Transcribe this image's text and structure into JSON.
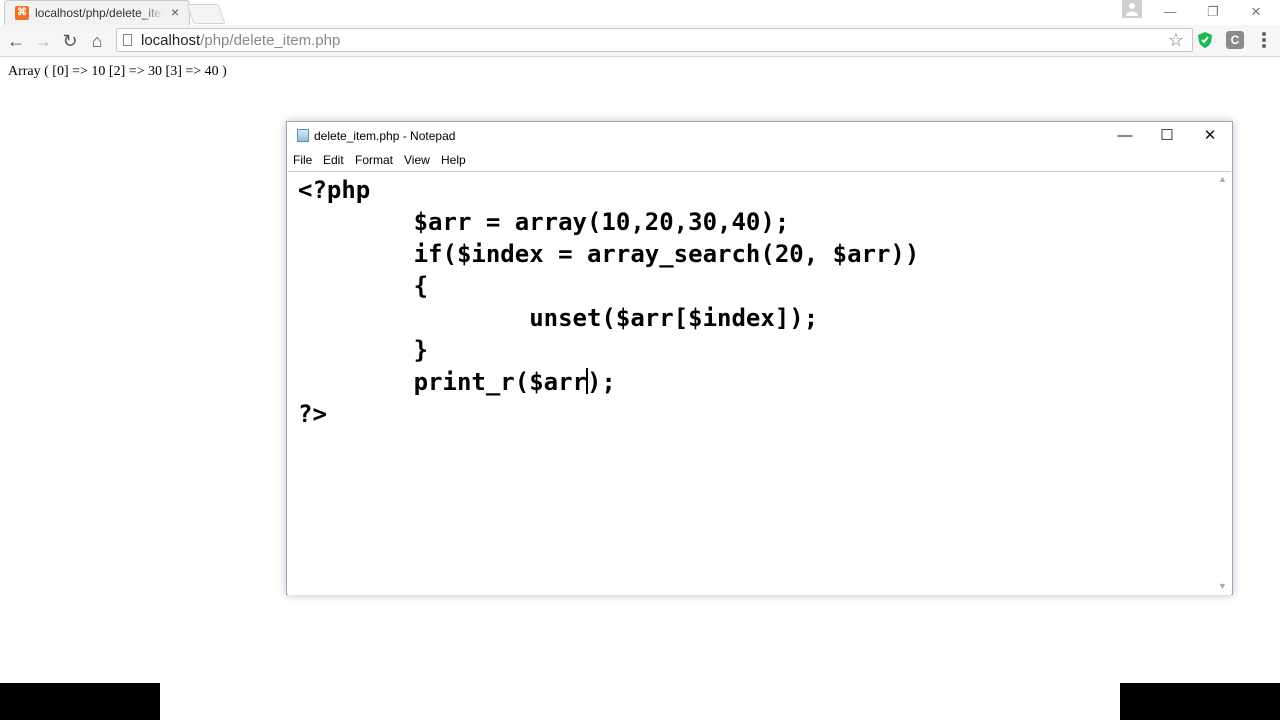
{
  "browser": {
    "tab_title": "localhost/php/delete_item.php",
    "tab_close": "×",
    "url_host": "localhost",
    "url_path": "/php/delete_item.php",
    "window_controls": {
      "minimize": "—",
      "restore": "❐",
      "close": "✕"
    },
    "extensions": [
      {
        "name": "shield-extension",
        "label": "",
        "color": "#1db954"
      },
      {
        "name": "c-extension",
        "label": "C",
        "color": "#8a8a8a"
      }
    ],
    "nav_icons": {
      "back": "←",
      "forward": "→",
      "reload": "↻",
      "home": "⌂",
      "star": "☆"
    }
  },
  "page": {
    "output_text": "Array ( [0] => 10 [2] => 30 [3] => 40 )"
  },
  "notepad": {
    "title": "delete_item.php - Notepad",
    "controls": {
      "minimize": "—",
      "maximize": "☐",
      "close": "✕"
    },
    "menu": [
      "File",
      "Edit",
      "Format",
      "View",
      "Help"
    ],
    "code_lines": [
      "<?php",
      "        $arr = array(10,20,30,40);",
      "        if($index = array_search(20, $arr))",
      "        {",
      "                unset($arr[$index]);",
      "        }",
      "        print_r($arr);",
      "?>"
    ],
    "caret_line": 6,
    "caret_after": "        print_r($arr"
  }
}
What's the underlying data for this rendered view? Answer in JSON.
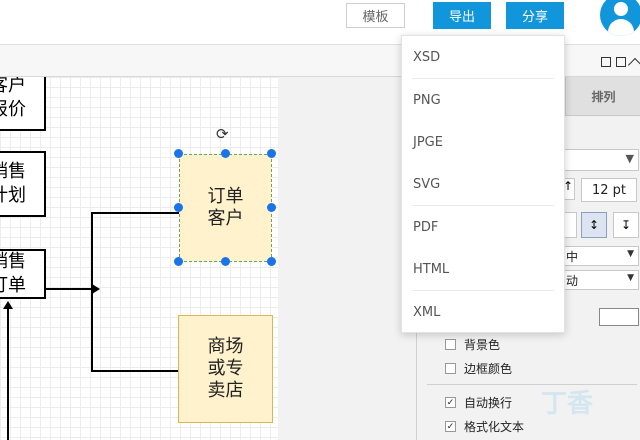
{
  "header": {
    "template_label": "模板",
    "export_label": "导出",
    "share_label": "分享"
  },
  "export_menu": {
    "items": [
      "XSD",
      "PNG",
      "JPGE",
      "SVG",
      "PDF",
      "HTML",
      "XML"
    ]
  },
  "canvas": {
    "nodes": [
      {
        "label": "客户\n报价"
      },
      {
        "label": "销售\n计划"
      },
      {
        "label": "销售\n订单"
      }
    ],
    "boxes": [
      {
        "label": "订单\n客户"
      },
      {
        "label": "商场\n或专\n卖店"
      }
    ]
  },
  "panel": {
    "tab_arrange": "排列",
    "font_size": "12 pt",
    "vertical_align": "中",
    "text_direction": "动",
    "checks": [
      {
        "label": "背景色",
        "checked": false
      },
      {
        "label": "边框颜色",
        "checked": false
      },
      {
        "label": "自动换行",
        "checked": true
      },
      {
        "label": "格式化文本",
        "checked": true
      }
    ],
    "watermark": "丁香"
  },
  "colors": {
    "accent": "#1296db",
    "box_fill": "#fff2cc",
    "box_border": "#d6b656",
    "handle": "#1a73e8"
  }
}
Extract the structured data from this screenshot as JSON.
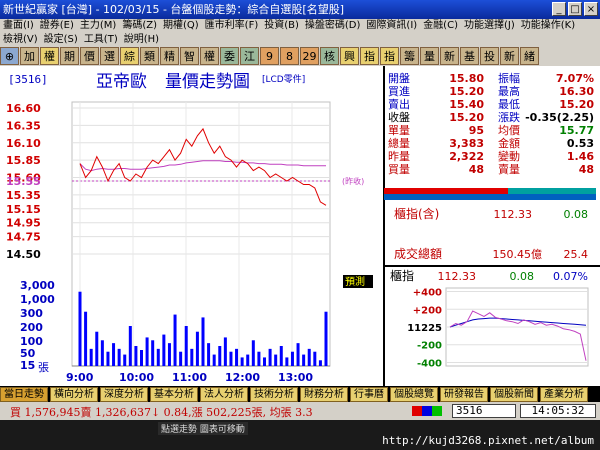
{
  "window": {
    "title": "新世紀贏家 [台灣] - 102/03/15 - 台盤個股走勢：綜合自選股[名望股]",
    "buttons": [
      "_",
      "□",
      "×"
    ]
  },
  "menu_row1": [
    "畫面(I)",
    "證券(E)",
    "主力(M)",
    "籌碼(Z)",
    "期權(Q)",
    "匯市利率(F)",
    "投資(B)",
    "操盤密碼(D)",
    "國際資訊(I)",
    "金融(C)",
    "功能選擇(J)",
    "功能操作(K)"
  ],
  "menu_row2": [
    "檢視(V)",
    "設定(S)",
    "工具(T)",
    "說明(H)"
  ],
  "toolbar": [
    "⊕",
    "加",
    "權",
    "期",
    "價",
    "選",
    "綜",
    "類",
    "精",
    "智",
    "權",
    "委",
    "江",
    "9",
    "8",
    "29",
    "核",
    "興",
    "指",
    "指",
    "籌",
    "量",
    "新",
    "基",
    "投",
    "新",
    "緒"
  ],
  "stock": {
    "code": "[3516]",
    "name": "亞帝歐",
    "chart_title": "量價走勢圖",
    "tag": "[LCD零件]",
    "ref_label": "(昨收)",
    "warn": "預測"
  },
  "quote": {
    "rows": [
      [
        {
          "l": "開盤",
          "v": "15.80"
        },
        {
          "l": "振幅",
          "v": "7.07%"
        }
      ],
      [
        {
          "l": "買進",
          "v": "15.20"
        },
        {
          "l": "最高",
          "v": "16.30"
        }
      ],
      [
        {
          "l": "賣出",
          "v": "15.40"
        },
        {
          "l": "最低",
          "v": "15.20"
        }
      ],
      [
        {
          "l": "收盤",
          "v": "15.20"
        },
        {
          "l": "漲跌",
          "v": "-0.35(2.25)"
        }
      ],
      [
        {
          "l": "單量",
          "v": "95"
        },
        {
          "l": "均價",
          "v": "15.77"
        }
      ],
      [
        {
          "l": "總量",
          "v": "3,383"
        },
        {
          "l": "金額",
          "v": "0.53"
        }
      ],
      [
        {
          "l": "昨量",
          "v": "2,322"
        },
        {
          "l": "變動",
          "v": "1.46"
        }
      ],
      [
        {
          "l": "買量",
          "v": "48"
        },
        {
          "l": "賣量",
          "v": "48"
        }
      ]
    ]
  },
  "index_box": {
    "label": "櫃指(含)",
    "value": "112.33",
    "change": "0.08",
    "vol_label": "成交總額",
    "vol_value": "150.45億",
    "vol_change": "25.4"
  },
  "mini": {
    "label": "櫃指",
    "value": "112.33",
    "change": "0.08",
    "pct": "0.07%",
    "yticks": [
      "+400",
      "+200",
      "11225",
      "-200",
      "-400"
    ]
  },
  "tickers": [
    "當日走勢",
    "橫向分析",
    "深度分析",
    "基本分析",
    "法人分析",
    "技術分析",
    "財務分析",
    "行事曆",
    "個股總覽",
    "研發報告",
    "個股新聞",
    "產業分析"
  ],
  "status": {
    "text": "買 1,576,945賣 1,326,637↓ 0.84,漲 502,225張, 均張 3.3",
    "code": "3516",
    "clock": "14:05:32"
  },
  "footer": {
    "pill": "點選走勢 圖表可移動",
    "url": "http://kujd3268.pixnet.net/album"
  },
  "colors": {
    "price_line": "#e00000",
    "avg_line": "#c040c0",
    "volume": "#0000ff",
    "label_red": "#d00000",
    "label_blue": "#0000c0"
  },
  "chart_data": {
    "type": "line",
    "title": "量價走勢圖",
    "price_ticks": [
      "16.60",
      "16.35",
      "16.10",
      "15.85",
      "15.60",
      "15.55",
      "15.35",
      "15.15",
      "14.95",
      "14.75",
      "14.50"
    ],
    "ref_price": 15.55,
    "volume_ticks": [
      "3,000",
      "1,000",
      "300",
      "200",
      "100",
      "50",
      "15"
    ],
    "volume_unit": "張",
    "x_ticks": [
      "9:00",
      "10:00",
      "11:00",
      "12:00",
      "13:00"
    ],
    "price": [
      15.8,
      15.6,
      15.7,
      15.9,
      15.75,
      15.55,
      15.7,
      15.8,
      15.6,
      15.55,
      15.65,
      15.6,
      15.75,
      15.85,
      15.8,
      15.9,
      16.0,
      15.85,
      15.95,
      16.15,
      16.05,
      16.2,
      16.3,
      16.1,
      15.95,
      16.05,
      15.9,
      15.85,
      15.75,
      15.85,
      15.8,
      15.7,
      15.75,
      15.7,
      15.6,
      15.65,
      15.6,
      15.55,
      15.6,
      15.55,
      15.5,
      15.5,
      15.45,
      15.25,
      15.2
    ],
    "avg": [
      15.8,
      15.72,
      15.7,
      15.72,
      15.73,
      15.72,
      15.72,
      15.73,
      15.73,
      15.72,
      15.72,
      15.72,
      15.73,
      15.74,
      15.75,
      15.76,
      15.78,
      15.78,
      15.79,
      15.81,
      15.82,
      15.83,
      15.84,
      15.84,
      15.84,
      15.84,
      15.83,
      15.83,
      15.82,
      15.82,
      15.81,
      15.81,
      15.8,
      15.8,
      15.79,
      15.79,
      15.79,
      15.78,
      15.78,
      15.78,
      15.77,
      15.77,
      15.77,
      15.77,
      15.77
    ],
    "volume": [
      130,
      95,
      30,
      60,
      45,
      25,
      40,
      30,
      20,
      70,
      35,
      28,
      50,
      45,
      30,
      55,
      40,
      90,
      25,
      70,
      30,
      60,
      85,
      40,
      20,
      35,
      50,
      25,
      30,
      15,
      20,
      45,
      25,
      15,
      30,
      20,
      35,
      15,
      25,
      40,
      20,
      30,
      25,
      10,
      95
    ],
    "mini_line": [
      0,
      40,
      20,
      60,
      180,
      150,
      120,
      160,
      110,
      90,
      70,
      60,
      40,
      80,
      60,
      30,
      50,
      20,
      30,
      10,
      -20,
      -30,
      -50,
      -80,
      -380
    ],
    "mini_avg": [
      0,
      20,
      40,
      60,
      80,
      90,
      95,
      100,
      100,
      95,
      90,
      85,
      80,
      75,
      70,
      65,
      60,
      55,
      50,
      45,
      40,
      35,
      30,
      25,
      20
    ]
  }
}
+-------+
> WRITTEN INSTRUCTION:
Identify the lines of the entries containing the string "this". Copy each such line.

> RESULT OF THE TASK:
Transcribe this image's text and structure into JSON.
What's the underlying data for this rendered view? Answer in JSON.
Extract the structured data from this screenshot as JSON.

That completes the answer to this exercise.